### Written task
Copy the records below line for line, leaving every character unchanged.

····················

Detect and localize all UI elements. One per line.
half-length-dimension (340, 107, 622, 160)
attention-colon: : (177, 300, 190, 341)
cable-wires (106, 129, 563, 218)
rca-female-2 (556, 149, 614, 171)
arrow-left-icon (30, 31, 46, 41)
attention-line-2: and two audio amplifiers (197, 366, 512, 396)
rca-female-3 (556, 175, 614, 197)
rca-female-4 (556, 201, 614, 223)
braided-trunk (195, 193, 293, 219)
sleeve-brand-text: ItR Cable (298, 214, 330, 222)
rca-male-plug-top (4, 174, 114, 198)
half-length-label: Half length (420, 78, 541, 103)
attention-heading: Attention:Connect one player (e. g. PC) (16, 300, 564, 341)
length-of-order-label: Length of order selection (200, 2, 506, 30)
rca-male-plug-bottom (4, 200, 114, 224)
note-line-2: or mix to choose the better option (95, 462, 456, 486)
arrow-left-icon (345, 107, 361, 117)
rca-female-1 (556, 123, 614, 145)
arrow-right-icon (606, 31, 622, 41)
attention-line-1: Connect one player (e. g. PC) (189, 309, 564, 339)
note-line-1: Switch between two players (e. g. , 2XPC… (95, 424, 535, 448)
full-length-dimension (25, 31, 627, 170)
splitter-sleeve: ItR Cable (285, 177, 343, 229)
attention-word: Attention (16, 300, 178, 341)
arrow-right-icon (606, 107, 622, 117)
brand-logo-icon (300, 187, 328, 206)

····················

### Solution to the exercise
Detect and localize all UI elements. One per line.
half-length-dimension (340, 107, 622, 160)
attention-colon: : (177, 300, 190, 341)
cable-wires (106, 129, 563, 218)
rca-female-2 (556, 149, 614, 171)
arrow-left-icon (30, 31, 46, 41)
attention-line-2: and two audio amplifiers (197, 366, 512, 396)
rca-female-3 (556, 175, 614, 197)
rca-female-4 (556, 201, 614, 223)
braided-trunk (195, 193, 293, 219)
sleeve-brand-text: ItR Cable (298, 214, 330, 222)
rca-male-plug-top (4, 174, 114, 198)
half-length-label: Half length (420, 78, 541, 103)
attention-heading: Attention:Connect one player (e. g. PC) (16, 300, 564, 341)
length-of-order-label: Length of order selection (200, 2, 506, 30)
rca-male-plug-bottom (4, 200, 114, 224)
note-line-2: or mix to choose the better option (95, 462, 456, 486)
arrow-left-icon (345, 107, 361, 117)
rca-female-1 (556, 123, 614, 145)
arrow-right-icon (606, 31, 622, 41)
attention-line-1: Connect one player (e. g. PC) (189, 309, 564, 339)
note-line-1: Switch between two players (e. g. , 2XPC… (95, 424, 535, 448)
full-length-dimension (25, 31, 627, 170)
splitter-sleeve: ItR Cable (285, 177, 343, 229)
attention-word: Attention (16, 300, 178, 341)
arrow-right-icon (606, 107, 622, 117)
brand-logo-icon (300, 187, 328, 206)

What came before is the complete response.